Rows from a figure dataset:
--
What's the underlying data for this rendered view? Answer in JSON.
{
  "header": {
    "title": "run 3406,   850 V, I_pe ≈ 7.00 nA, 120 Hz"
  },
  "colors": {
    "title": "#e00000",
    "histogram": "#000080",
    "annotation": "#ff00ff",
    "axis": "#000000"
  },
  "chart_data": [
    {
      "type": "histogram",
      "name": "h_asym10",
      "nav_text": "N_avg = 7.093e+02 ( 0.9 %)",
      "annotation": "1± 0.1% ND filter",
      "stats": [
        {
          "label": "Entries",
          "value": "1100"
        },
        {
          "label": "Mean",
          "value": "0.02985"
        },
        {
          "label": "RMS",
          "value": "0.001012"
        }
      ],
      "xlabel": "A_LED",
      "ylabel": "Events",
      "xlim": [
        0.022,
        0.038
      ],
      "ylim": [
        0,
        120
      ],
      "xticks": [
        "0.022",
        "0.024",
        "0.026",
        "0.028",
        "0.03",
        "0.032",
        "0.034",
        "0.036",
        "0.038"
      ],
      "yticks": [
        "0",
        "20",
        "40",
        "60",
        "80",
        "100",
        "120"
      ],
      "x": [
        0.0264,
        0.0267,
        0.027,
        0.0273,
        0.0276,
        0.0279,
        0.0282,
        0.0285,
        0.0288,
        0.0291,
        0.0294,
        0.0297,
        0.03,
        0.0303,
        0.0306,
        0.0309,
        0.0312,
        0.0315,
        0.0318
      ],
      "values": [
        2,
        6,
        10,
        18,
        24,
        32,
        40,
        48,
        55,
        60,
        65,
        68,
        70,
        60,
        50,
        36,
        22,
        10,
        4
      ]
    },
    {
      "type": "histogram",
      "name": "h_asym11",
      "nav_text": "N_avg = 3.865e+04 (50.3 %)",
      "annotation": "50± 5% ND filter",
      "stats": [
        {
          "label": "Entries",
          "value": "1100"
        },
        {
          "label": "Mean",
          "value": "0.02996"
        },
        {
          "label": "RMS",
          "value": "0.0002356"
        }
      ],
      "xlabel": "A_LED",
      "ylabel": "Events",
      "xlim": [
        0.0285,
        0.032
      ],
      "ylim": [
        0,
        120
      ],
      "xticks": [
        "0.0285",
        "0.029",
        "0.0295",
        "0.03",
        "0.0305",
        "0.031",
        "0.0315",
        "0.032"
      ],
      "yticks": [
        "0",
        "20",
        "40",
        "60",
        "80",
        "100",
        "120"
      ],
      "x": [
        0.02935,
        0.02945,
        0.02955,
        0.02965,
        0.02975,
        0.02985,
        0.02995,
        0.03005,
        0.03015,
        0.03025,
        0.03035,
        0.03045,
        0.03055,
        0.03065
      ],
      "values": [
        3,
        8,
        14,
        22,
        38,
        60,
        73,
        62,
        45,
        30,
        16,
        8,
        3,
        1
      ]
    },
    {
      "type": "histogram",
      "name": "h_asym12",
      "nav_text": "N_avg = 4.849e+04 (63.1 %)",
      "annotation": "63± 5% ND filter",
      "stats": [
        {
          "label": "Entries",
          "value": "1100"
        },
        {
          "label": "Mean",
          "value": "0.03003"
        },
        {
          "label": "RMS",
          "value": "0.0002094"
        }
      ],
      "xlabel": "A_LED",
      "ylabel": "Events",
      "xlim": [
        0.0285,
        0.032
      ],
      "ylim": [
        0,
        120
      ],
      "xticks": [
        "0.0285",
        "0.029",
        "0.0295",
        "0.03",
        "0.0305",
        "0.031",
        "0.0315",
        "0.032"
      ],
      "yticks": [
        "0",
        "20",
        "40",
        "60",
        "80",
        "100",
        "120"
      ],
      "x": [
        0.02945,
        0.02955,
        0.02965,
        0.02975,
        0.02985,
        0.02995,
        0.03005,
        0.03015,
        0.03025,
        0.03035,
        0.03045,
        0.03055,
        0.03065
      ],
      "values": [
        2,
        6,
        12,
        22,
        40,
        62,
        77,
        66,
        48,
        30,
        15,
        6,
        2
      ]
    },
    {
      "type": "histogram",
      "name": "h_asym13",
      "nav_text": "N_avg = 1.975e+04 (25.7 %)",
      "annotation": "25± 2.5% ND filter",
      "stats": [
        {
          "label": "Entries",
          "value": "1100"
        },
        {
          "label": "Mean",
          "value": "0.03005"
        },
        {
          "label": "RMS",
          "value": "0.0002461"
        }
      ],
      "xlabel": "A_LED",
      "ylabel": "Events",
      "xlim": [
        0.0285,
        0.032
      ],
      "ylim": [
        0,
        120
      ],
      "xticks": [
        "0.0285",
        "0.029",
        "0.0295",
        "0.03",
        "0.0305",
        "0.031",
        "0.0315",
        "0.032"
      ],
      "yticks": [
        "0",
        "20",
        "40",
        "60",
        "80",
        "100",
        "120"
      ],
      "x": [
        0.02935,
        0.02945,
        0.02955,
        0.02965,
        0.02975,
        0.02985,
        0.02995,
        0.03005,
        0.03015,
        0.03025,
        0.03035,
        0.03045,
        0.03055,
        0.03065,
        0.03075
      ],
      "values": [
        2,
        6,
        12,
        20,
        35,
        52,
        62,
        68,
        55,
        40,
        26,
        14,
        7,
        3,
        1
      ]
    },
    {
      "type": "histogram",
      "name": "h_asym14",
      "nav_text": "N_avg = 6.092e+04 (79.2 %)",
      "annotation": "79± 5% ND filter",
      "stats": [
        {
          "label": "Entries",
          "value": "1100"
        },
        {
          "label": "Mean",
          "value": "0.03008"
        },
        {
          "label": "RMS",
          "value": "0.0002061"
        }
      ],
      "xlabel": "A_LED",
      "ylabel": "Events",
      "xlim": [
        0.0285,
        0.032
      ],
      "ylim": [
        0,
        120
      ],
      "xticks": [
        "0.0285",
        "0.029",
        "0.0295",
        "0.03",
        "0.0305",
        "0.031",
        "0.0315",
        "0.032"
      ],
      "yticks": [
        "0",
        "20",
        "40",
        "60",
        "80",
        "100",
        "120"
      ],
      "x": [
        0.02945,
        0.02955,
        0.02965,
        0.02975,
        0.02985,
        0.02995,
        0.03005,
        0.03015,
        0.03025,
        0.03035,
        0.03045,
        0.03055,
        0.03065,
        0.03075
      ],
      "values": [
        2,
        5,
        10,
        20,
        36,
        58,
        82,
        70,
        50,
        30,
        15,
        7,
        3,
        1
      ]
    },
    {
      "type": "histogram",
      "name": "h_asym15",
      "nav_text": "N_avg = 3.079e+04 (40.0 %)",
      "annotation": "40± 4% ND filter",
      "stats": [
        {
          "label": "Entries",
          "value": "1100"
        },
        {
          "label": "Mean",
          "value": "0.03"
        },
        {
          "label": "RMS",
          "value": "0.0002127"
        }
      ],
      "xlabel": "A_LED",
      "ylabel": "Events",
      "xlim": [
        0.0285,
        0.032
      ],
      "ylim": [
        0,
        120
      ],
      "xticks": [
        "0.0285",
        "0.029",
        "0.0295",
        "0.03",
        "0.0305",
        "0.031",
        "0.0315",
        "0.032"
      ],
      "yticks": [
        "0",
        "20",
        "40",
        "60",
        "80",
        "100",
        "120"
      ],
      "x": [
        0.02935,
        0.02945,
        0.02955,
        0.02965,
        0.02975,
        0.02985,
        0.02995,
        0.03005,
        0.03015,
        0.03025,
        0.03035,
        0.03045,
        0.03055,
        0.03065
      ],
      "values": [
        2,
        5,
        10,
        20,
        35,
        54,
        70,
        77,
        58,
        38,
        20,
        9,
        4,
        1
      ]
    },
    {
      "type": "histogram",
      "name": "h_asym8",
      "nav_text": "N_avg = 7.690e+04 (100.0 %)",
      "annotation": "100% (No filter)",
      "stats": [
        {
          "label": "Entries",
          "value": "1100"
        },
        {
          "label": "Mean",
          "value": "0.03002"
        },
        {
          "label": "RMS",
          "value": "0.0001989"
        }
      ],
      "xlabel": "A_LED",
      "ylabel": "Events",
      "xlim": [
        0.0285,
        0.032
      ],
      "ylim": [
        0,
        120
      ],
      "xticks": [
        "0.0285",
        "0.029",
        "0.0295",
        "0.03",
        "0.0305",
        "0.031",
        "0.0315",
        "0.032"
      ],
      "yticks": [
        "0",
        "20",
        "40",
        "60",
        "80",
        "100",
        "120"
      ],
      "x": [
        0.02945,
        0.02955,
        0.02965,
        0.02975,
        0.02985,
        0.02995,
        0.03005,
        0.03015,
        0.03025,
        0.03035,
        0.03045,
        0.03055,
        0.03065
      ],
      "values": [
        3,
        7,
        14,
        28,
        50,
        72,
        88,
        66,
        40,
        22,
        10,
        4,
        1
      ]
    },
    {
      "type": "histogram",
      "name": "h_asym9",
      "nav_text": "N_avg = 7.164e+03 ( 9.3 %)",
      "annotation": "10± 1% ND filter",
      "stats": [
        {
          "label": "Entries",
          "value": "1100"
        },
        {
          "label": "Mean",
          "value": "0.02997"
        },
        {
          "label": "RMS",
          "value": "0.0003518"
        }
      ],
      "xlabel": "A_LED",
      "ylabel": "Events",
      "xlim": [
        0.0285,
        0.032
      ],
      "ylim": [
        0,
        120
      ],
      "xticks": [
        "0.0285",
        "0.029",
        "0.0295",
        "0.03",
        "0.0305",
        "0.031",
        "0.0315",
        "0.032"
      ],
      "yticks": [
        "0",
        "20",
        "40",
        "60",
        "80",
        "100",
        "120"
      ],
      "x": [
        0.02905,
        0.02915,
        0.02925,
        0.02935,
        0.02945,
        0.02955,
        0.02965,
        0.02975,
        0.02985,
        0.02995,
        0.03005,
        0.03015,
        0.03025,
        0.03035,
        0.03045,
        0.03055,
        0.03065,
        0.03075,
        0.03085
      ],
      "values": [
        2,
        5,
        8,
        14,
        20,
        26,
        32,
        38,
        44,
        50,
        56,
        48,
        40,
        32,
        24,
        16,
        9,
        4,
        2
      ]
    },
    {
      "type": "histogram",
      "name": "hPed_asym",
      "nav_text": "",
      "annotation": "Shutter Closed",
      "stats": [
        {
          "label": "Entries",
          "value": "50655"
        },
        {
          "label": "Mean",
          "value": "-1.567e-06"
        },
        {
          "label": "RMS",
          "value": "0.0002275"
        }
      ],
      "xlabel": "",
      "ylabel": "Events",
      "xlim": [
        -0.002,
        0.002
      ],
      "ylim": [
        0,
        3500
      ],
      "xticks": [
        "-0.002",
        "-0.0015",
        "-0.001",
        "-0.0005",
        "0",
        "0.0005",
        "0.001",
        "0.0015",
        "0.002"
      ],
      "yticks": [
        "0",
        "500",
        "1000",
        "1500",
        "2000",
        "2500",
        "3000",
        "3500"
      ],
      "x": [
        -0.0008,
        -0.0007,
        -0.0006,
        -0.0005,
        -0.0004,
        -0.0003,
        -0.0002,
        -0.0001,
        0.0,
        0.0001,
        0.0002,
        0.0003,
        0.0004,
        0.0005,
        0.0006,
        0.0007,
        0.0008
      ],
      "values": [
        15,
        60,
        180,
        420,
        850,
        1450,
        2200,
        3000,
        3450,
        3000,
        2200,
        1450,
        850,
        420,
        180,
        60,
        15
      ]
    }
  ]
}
--
To do:
Show, from the listing above, each line that contains the word "title".

The response:
    "title": "run 3406,   850 V, I_pe ≈ 7.00 nA, 120 Hz"
    "title": "#e00000",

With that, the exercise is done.